§ **Provided passage**
/---
In a further embodiment of the method, a method for reducing a number of multiplications using dynamic programming is used.
In a further embodiment of the method, a total number of multiplications is reduced using frame skipping.
In a further embodiment of the method, a voice activity detection (VAD) system is used to minimize computation by the TDNN network, wherein the VAD system only sends the audio signal representation to the TDNN when speech is detected in the background.
In a further embodiment, the method further comprises recording the user query which follows keyword detection and recording it for further decoding.
In a further embodiment of the method, the start and end times of the keyword are found in the audio stream.
In a further embodiment of the method, a second neural network is used for second stage decoding, comprising of one or more of: a bidirectional GRU RNN model to produce a phone posteriorgram; a histogram of acoustic correlations (HAC) to produce a fixed-length vector from the phone posteriorgram; and a fully-connected network to produce keyword probabilities from the fixed-length vector.
In a further embodiment of the method, training data for the neural network is produced by concatenating recordings of commands and user queries at different volume levels and mixing with different types of noises.
In a further embodiment of the method, unrelated conversational data is included in the training data.
In a further embodiment of the method, upon predicting from the neural network a presence of at least one of the plurality of keywords in the acoustic signal by a first processing core, a second processing core is awoken from a sleep state to perform further processing on the acoustic signal.
In a further embodiment of the method, the second processing core verifies the presence of at least one of the plurality of keywords in the acoustic before performing further processing of the acoustic signal to determine one or more commands within the acoustic signal.
In a further embodiment of the method, the first core is a low-power core and the second-core is a high-power core.
In accordance with the present disclosure there is further provided a system comprising: a microphone; a memory storing instructions; and a processor coupled to the microphone and memory, the processor executing the instructions, which when executed configure the system to: obtain acoustic signal comprising speech; provide an acoustic signal representation of the acoustic signal to a neural network; and predict from the neural network a presence of at least one of a plurality of keywords or absence of any of the plurality of keywords in the acoustic signal.
In a further embodiment of the system, the acoustic signal representation comprises a feature domain representation obtained by preprocessing the acoustic signal.
\---
§ **Dataset excerpt**
/---
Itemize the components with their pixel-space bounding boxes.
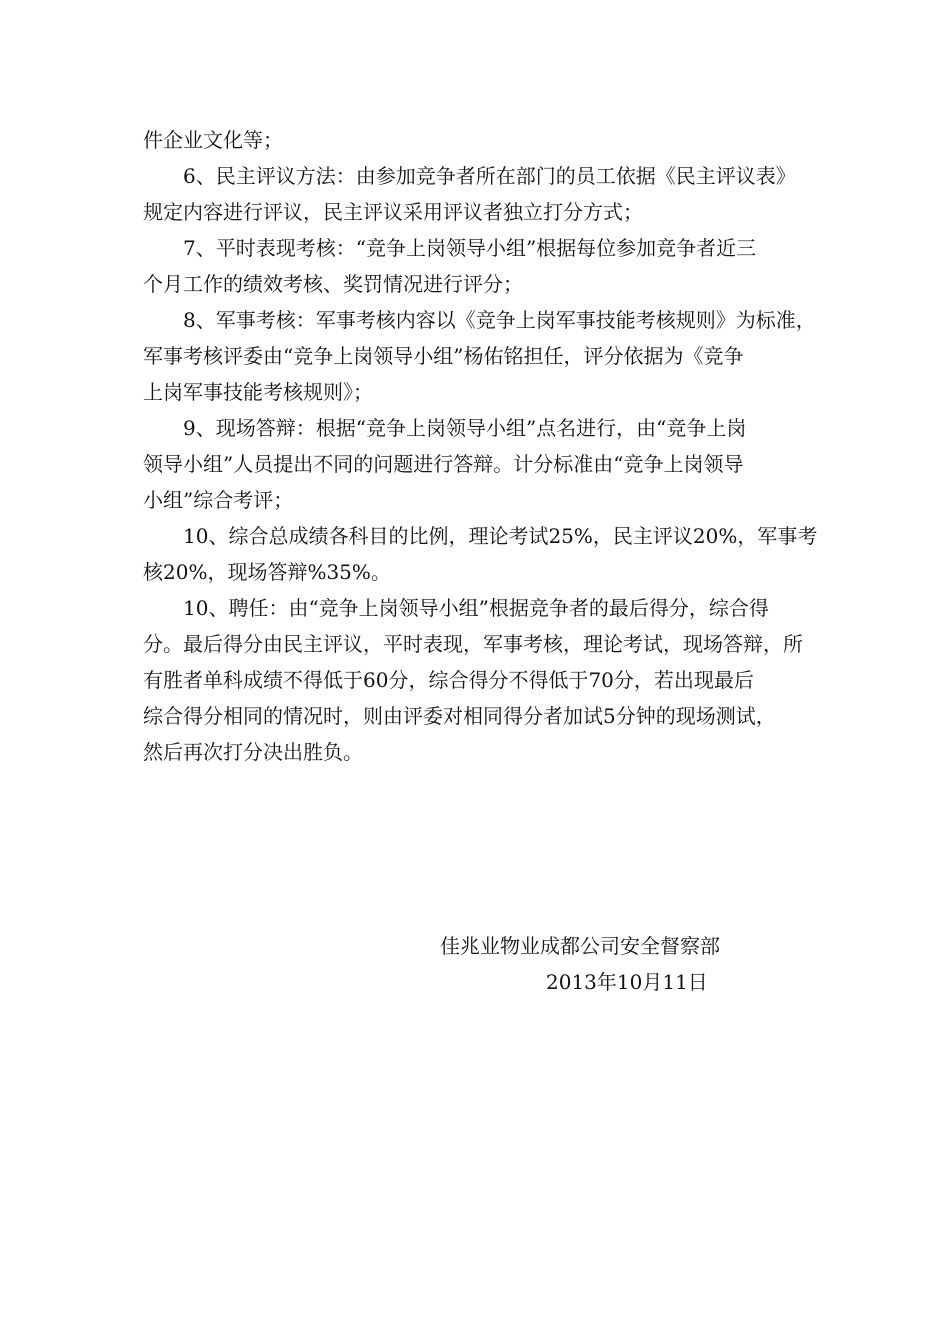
\---
§ **Actions to take**
[1] In the keyword detection passage, what kind of core is the first processing core, and what kind is the second?
[2] Resume the keyword detection passage from the point where it stops.

§ **Answers given**
[1] The first core is a low-power core and the second core is a high-power core.

[2]
In a further embodiment of the system, the feature domain representation comprises one of log-Mel filterbank (FBANK), Mel-filtered cepstrum coefficients MFCC, and Perceptual Linear Prediction PLP.
In a further embodiment of the system, the acoustic signal representation is a waveform representation.
In a further embodiment of the system, the neural network is a time delayed neural network (TDNN) that produces a sequence of keyword posteriors.
In a further embodiment of the system, smoothing is applied to the keyword posteriors.
In a further embodiment of the system, predicting the presence or absence of keywords comprises determining if a posterior value for any of the plurality of keywords exceeds a threshold value, and if the posterior value of a respective keyword exceeds the threshold value predicting the presence of the respective keyword in the audio signal.
In a further embodiment of the system, a plurality of different threshold values are used for the plurality of keywords.
In a further embodiment of the system, the TDNN uses one or more sets of layers to learn phone and keyword targets.
In a further embodiment of the system, a first set of layers is initialized by using transfer learning on a related large vocabulary speech recognition task.
In a further embodiment of the system, a method for reducing a number of multiplications using dynamic programming is used.
In a further embodiment of the system, a total number of multiplications is reduced using frame skipping.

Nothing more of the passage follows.